*What to produce*
Gather the lines that hold the string "structured".

[BEGIN Task input]

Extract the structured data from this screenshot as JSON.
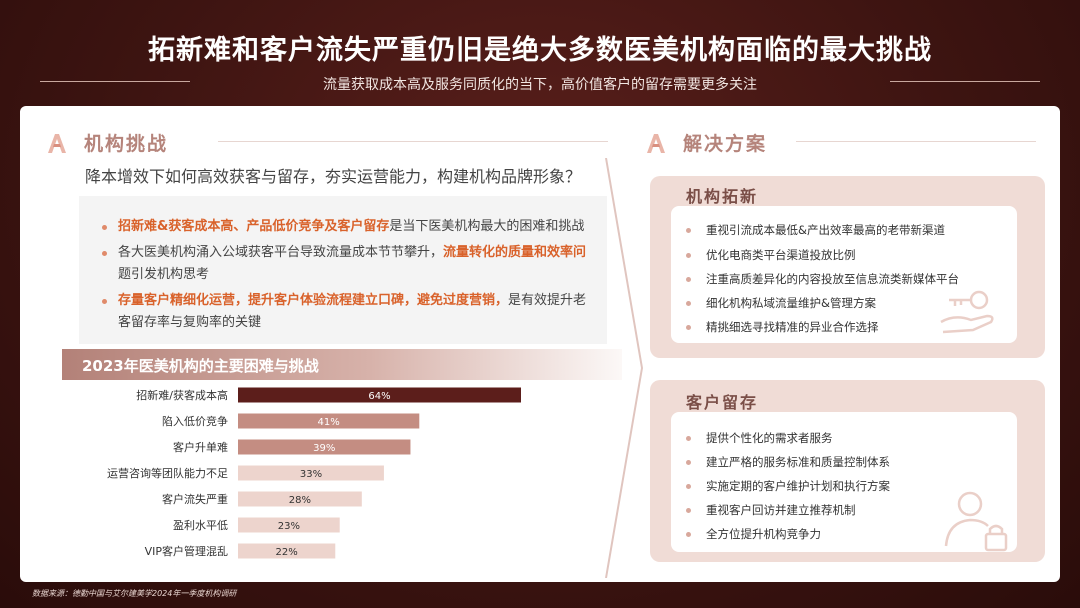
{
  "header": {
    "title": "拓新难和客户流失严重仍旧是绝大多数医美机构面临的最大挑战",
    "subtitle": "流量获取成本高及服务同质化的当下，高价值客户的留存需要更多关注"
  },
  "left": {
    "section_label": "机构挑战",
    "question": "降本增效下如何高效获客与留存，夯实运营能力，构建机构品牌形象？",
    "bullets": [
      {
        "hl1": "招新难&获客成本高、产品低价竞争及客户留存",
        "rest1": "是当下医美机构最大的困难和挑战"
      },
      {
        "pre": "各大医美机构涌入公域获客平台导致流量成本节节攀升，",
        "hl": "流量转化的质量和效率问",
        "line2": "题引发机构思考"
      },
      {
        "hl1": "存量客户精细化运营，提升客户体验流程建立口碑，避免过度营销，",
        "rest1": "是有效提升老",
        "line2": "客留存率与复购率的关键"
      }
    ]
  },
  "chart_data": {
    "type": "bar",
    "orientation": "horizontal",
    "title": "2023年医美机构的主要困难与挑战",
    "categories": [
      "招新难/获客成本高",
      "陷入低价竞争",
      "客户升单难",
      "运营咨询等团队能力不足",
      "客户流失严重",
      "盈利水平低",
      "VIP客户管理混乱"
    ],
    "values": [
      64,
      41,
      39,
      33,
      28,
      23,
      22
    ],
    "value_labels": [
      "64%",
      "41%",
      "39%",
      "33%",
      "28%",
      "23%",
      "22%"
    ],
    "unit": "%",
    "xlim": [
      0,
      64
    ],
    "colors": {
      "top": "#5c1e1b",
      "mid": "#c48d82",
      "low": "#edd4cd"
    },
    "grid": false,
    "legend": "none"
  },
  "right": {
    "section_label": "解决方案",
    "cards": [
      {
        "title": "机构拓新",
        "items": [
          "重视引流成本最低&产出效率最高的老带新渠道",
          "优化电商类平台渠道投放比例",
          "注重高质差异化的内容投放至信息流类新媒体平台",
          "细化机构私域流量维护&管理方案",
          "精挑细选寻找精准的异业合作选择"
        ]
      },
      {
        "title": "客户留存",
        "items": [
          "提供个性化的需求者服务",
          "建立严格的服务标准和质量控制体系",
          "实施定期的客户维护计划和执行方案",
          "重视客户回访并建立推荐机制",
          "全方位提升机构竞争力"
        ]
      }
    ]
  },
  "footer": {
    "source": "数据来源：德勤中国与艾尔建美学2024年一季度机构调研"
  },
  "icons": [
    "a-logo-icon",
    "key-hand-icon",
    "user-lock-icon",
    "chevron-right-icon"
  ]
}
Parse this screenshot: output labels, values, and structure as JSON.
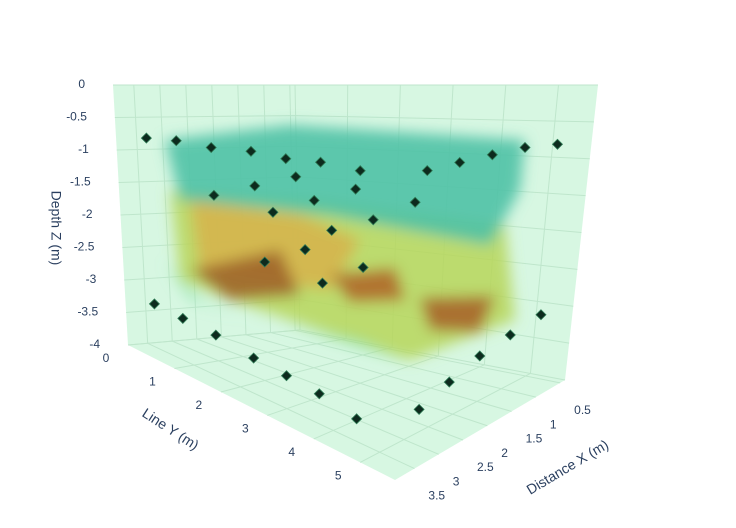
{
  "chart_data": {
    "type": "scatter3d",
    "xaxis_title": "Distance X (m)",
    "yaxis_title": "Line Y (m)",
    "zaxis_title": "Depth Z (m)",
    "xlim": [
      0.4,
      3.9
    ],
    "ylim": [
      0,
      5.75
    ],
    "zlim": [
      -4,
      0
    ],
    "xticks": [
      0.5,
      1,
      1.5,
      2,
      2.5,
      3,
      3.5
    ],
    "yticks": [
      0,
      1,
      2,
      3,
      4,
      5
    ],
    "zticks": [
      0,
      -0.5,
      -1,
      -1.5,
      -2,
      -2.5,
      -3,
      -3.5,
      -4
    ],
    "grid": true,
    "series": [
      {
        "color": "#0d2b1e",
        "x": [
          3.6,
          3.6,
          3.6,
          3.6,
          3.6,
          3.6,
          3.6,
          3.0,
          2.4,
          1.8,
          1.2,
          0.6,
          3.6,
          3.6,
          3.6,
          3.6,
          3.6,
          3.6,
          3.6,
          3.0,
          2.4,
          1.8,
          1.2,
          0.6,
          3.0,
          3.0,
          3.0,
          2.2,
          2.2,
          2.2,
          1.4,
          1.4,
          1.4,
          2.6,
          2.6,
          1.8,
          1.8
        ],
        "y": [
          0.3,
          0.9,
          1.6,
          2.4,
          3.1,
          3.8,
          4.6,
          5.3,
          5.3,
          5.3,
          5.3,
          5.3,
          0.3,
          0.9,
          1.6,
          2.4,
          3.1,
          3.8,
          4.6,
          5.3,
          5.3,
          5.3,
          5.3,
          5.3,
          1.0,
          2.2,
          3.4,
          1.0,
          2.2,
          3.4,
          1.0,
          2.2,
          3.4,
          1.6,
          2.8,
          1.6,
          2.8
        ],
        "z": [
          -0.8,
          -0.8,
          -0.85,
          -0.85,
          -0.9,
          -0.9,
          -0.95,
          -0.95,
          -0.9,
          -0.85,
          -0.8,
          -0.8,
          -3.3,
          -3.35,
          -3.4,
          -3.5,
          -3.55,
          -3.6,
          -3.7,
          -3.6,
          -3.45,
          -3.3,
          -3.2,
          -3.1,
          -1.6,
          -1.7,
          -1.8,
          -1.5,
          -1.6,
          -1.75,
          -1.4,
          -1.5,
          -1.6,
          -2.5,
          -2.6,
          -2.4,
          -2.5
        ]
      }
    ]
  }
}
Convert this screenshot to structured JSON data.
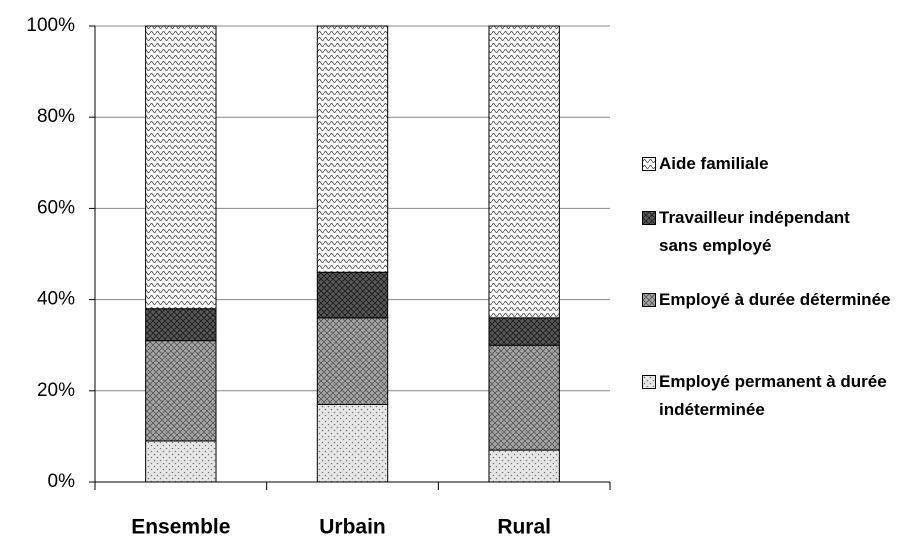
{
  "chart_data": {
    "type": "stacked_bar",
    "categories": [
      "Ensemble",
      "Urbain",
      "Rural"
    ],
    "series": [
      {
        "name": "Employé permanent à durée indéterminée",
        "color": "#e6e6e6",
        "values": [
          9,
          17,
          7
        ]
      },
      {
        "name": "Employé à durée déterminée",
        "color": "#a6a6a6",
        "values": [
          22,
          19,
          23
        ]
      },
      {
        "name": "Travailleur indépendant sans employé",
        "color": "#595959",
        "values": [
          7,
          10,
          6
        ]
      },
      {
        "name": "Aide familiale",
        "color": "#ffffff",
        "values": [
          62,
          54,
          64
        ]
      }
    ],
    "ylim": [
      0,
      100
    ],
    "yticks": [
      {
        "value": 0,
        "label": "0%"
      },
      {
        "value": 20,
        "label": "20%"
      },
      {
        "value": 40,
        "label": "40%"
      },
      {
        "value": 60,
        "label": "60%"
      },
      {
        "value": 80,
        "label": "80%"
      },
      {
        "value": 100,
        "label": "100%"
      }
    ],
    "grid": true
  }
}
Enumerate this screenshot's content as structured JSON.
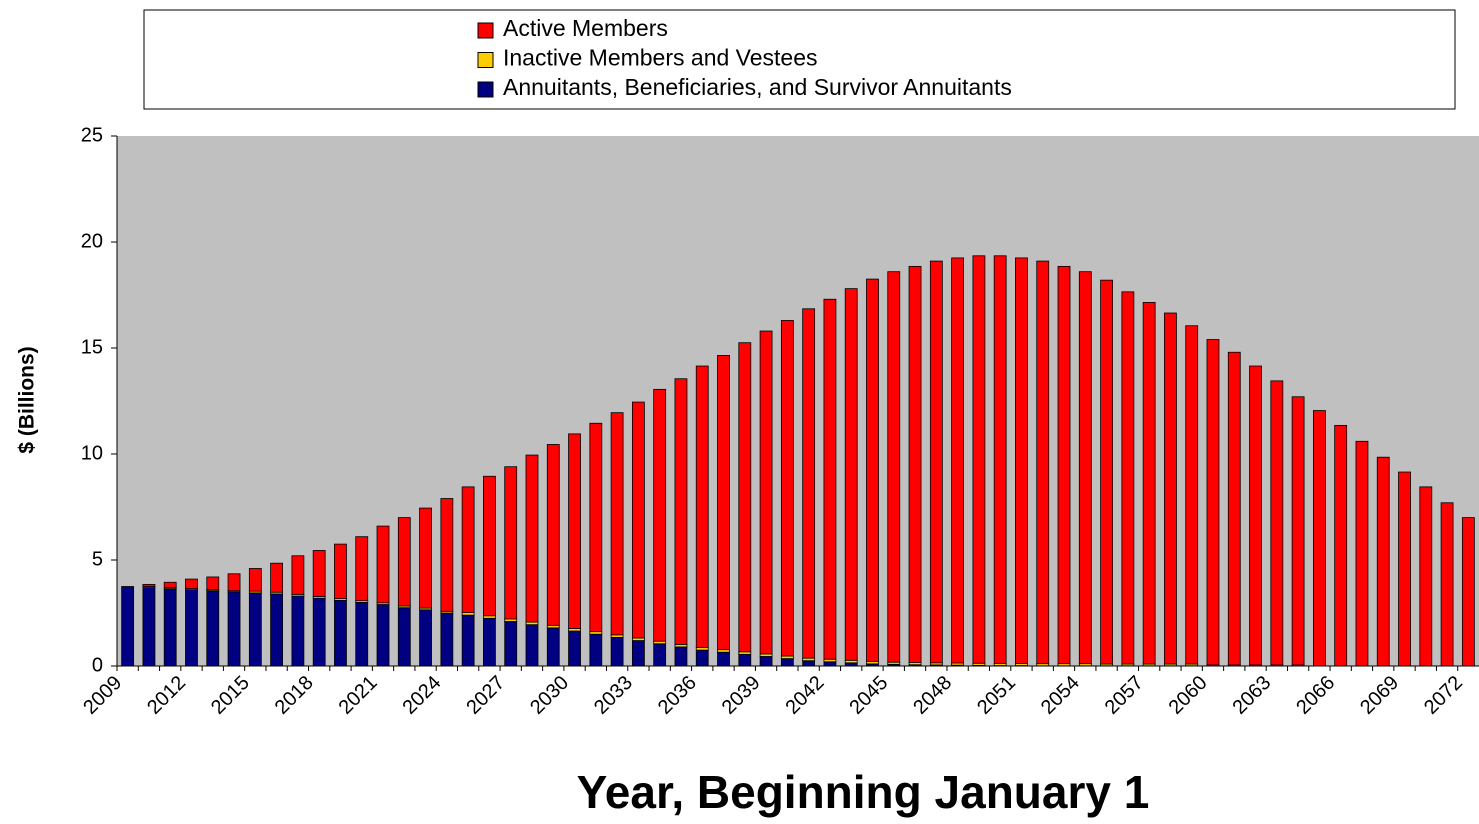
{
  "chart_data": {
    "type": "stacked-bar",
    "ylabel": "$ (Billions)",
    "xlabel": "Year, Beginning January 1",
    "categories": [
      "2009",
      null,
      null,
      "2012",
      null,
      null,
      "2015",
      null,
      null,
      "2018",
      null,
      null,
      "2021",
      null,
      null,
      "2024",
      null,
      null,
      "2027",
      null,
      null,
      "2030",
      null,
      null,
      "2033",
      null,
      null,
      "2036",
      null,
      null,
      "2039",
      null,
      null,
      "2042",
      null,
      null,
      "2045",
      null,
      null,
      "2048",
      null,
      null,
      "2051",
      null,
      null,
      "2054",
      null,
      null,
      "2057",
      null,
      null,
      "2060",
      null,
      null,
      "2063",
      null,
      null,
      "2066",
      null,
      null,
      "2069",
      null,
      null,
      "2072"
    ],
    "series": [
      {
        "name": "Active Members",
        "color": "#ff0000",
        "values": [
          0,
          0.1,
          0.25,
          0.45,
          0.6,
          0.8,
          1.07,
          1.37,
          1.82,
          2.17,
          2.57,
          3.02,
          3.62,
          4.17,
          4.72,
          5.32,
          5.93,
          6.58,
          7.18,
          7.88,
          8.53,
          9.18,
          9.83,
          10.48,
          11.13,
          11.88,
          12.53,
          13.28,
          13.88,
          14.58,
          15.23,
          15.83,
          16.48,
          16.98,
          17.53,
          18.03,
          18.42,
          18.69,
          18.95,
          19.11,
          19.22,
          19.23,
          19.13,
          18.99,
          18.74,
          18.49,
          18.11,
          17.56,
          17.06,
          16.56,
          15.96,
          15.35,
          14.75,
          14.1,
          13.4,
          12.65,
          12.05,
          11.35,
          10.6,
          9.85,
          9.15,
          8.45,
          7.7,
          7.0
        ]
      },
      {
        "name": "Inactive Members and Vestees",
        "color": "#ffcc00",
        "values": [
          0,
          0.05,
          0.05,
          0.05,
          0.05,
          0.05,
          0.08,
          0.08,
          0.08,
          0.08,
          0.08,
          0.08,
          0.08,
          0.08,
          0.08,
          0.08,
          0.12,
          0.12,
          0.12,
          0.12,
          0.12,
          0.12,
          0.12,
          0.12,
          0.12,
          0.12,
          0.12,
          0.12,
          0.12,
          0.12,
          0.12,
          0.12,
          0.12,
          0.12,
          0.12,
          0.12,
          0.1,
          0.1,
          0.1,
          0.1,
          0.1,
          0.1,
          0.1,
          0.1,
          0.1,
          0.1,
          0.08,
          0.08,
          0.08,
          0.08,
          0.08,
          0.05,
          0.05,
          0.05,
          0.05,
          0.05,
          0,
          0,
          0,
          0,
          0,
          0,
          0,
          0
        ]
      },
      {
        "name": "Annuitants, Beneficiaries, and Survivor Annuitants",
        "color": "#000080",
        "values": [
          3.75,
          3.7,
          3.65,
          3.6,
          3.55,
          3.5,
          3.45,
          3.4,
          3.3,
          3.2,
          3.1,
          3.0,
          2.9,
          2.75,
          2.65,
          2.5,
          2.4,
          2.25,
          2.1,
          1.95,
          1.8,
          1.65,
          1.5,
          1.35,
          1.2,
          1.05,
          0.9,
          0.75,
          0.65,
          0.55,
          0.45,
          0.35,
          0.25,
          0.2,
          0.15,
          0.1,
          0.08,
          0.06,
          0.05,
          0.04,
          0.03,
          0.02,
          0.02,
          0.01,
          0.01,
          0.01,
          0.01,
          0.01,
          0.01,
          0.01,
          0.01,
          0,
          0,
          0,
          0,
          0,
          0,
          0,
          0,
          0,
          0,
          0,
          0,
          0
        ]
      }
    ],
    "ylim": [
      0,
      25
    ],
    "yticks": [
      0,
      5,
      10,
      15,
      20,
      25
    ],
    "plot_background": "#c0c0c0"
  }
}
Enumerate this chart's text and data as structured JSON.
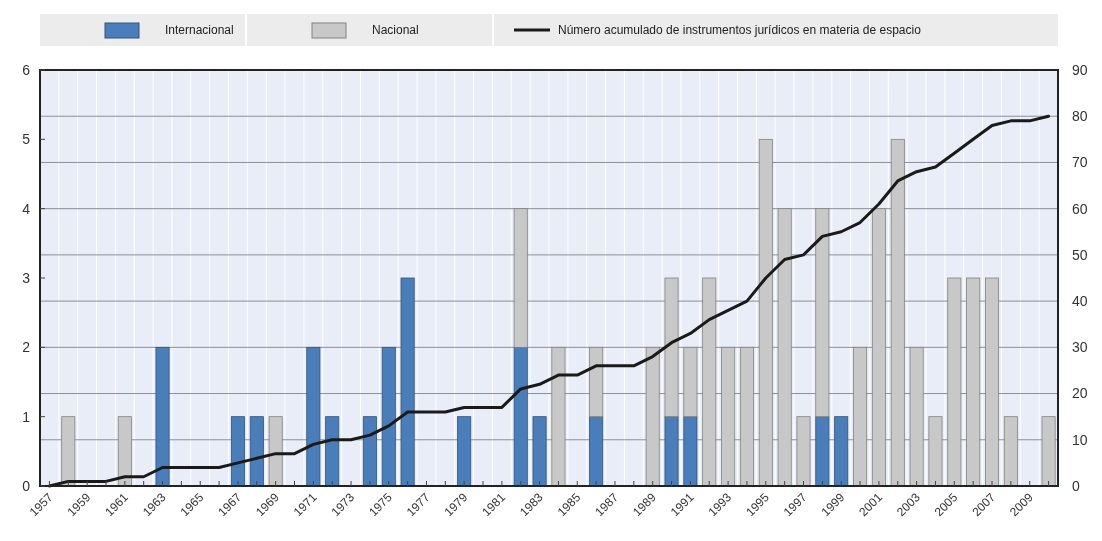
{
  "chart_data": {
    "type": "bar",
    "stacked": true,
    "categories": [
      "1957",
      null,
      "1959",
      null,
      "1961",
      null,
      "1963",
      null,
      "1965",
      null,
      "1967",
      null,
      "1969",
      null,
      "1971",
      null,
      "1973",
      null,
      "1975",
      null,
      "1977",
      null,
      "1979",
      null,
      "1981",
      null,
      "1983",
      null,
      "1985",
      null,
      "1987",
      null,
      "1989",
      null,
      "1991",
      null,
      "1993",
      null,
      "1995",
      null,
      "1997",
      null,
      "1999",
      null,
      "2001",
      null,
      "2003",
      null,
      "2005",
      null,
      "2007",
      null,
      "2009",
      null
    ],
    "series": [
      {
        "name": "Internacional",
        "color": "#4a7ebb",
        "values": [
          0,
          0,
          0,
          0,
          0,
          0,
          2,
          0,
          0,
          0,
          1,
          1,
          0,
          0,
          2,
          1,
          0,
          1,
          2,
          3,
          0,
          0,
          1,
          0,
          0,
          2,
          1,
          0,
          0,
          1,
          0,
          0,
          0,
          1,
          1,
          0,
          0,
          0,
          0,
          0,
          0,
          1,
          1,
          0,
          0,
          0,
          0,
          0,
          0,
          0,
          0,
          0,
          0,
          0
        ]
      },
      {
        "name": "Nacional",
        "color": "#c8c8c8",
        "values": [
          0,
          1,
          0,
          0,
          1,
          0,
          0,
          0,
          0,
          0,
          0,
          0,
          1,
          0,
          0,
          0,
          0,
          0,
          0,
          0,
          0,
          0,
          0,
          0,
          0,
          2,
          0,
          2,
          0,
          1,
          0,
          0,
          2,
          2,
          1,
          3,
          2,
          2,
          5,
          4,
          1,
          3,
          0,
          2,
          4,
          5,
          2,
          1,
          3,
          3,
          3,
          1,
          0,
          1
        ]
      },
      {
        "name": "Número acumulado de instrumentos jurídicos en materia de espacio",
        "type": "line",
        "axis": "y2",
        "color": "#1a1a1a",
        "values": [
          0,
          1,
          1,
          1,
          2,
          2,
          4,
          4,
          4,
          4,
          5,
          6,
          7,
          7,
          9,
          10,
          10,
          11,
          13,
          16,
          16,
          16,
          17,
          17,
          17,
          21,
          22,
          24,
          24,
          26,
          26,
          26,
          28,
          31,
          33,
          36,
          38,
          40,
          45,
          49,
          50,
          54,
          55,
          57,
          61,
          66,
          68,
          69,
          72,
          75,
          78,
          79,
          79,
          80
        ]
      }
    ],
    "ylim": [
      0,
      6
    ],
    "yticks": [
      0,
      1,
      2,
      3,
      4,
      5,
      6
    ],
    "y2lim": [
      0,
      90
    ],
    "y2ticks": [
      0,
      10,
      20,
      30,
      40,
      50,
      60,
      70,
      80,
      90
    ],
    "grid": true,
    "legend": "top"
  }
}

[END Task input]

*Task solution*
Extract the structured data from this screenshot as JSON.
Convert this screenshot to structured JSON data.
Enumerate this screenshot's content as structured JSON.
Enumerate this chart's text and data as structured JSON.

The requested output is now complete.